## Prompt
All of the listing below must be repeated word for word. Pictures are the only thing to omit.

Items listed in a dataset:
<<<<

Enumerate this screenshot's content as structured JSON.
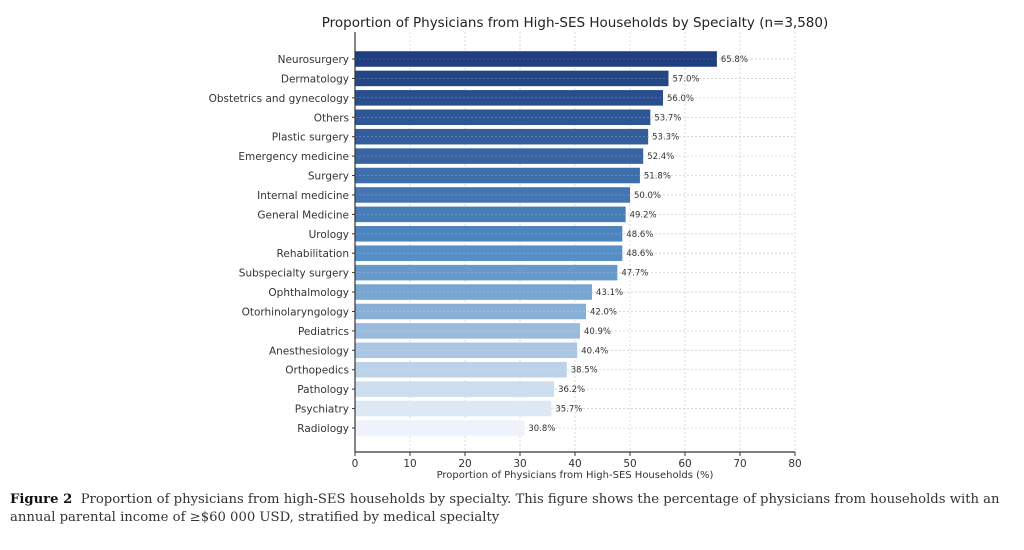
{
  "chart_data": {
    "type": "bar",
    "orientation": "horizontal",
    "title": "Proportion of Physicians from High-SES Households by Specialty (n=3,580)",
    "xlabel": "Proportion of Physicians from High-SES Households (%)",
    "ylabel": "",
    "xlim": [
      0,
      80
    ],
    "xticks": [
      "0",
      "10",
      "20",
      "30",
      "40",
      "50",
      "60",
      "70",
      "80"
    ],
    "grid": true,
    "categories": [
      "Neurosurgery",
      "Dermatology",
      "Obstetrics and gynecology",
      "Others",
      "Plastic surgery",
      "Emergency medicine",
      "Surgery",
      "Internal medicine",
      "General Medicine",
      "Urology",
      "Rehabilitation",
      "Subspecialty surgery",
      "Ophthalmology",
      "Otorhinolaryngology",
      "Pediatrics",
      "Anesthesiology",
      "Orthopedics",
      "Pathology",
      "Psychiatry",
      "Radiology"
    ],
    "values": [
      65.8,
      57.0,
      56.0,
      53.7,
      53.3,
      52.4,
      51.8,
      50.0,
      49.2,
      48.6,
      48.6,
      47.7,
      43.1,
      42.0,
      40.9,
      40.4,
      38.5,
      36.2,
      35.7,
      30.8
    ],
    "data_labels": [
      "65.8%",
      "57.0%",
      "56.0%",
      "53.7%",
      "53.3%",
      "52.4%",
      "51.8%",
      "50.0%",
      "49.2%",
      "48.6%",
      "48.6%",
      "47.7%",
      "43.1%",
      "42.0%",
      "40.9%",
      "40.4%",
      "38.5%",
      "36.2%",
      "35.7%",
      "30.8%"
    ],
    "colormap": {
      "dark": "#1b3a7c",
      "mid": "#4a86c1",
      "light": "#eef3fb"
    }
  },
  "caption": {
    "label": "Figure 2",
    "text": "Proportion of physicians from high-SES households by specialty. This figure shows the percentage of physicians from households with an annual parental income of ≥$60 000 USD, stratified by medical specialty"
  }
}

>>>>

## Correct response
Enumerate this screenshot's content as structured JSON.
{
  "chart_data": {
    "type": "bar",
    "orientation": "horizontal",
    "title": "Proportion of Physicians from High-SES Households by Specialty (n=3,580)",
    "xlabel": "Proportion of Physicians from High-SES Households (%)",
    "ylabel": "",
    "xlim": [
      0,
      80
    ],
    "xticks": [
      "0",
      "10",
      "20",
      "30",
      "40",
      "50",
      "60",
      "70",
      "80"
    ],
    "grid": true,
    "categories": [
      "Neurosurgery",
      "Dermatology",
      "Obstetrics and gynecology",
      "Others",
      "Plastic surgery",
      "Emergency medicine",
      "Surgery",
      "Internal medicine",
      "General Medicine",
      "Urology",
      "Rehabilitation",
      "Subspecialty surgery",
      "Ophthalmology",
      "Otorhinolaryngology",
      "Pediatrics",
      "Anesthesiology",
      "Orthopedics",
      "Pathology",
      "Psychiatry",
      "Radiology"
    ],
    "values": [
      65.8,
      57.0,
      56.0,
      53.7,
      53.3,
      52.4,
      51.8,
      50.0,
      49.2,
      48.6,
      48.6,
      47.7,
      43.1,
      42.0,
      40.9,
      40.4,
      38.5,
      36.2,
      35.7,
      30.8
    ],
    "data_labels": [
      "65.8%",
      "57.0%",
      "56.0%",
      "53.7%",
      "53.3%",
      "52.4%",
      "51.8%",
      "50.0%",
      "49.2%",
      "48.6%",
      "48.6%",
      "47.7%",
      "43.1%",
      "42.0%",
      "40.9%",
      "40.4%",
      "38.5%",
      "36.2%",
      "35.7%",
      "30.8%"
    ],
    "colormap": {
      "dark": "#1b3a7c",
      "mid": "#4a86c1",
      "light": "#eef3fb"
    }
  },
  "caption": {
    "label": "Figure 2",
    "text": "Proportion of physicians from high-SES households by specialty. This figure shows the percentage of physicians from households with an annual parental income of ≥$60 000 USD, stratified by medical specialty"
  }
}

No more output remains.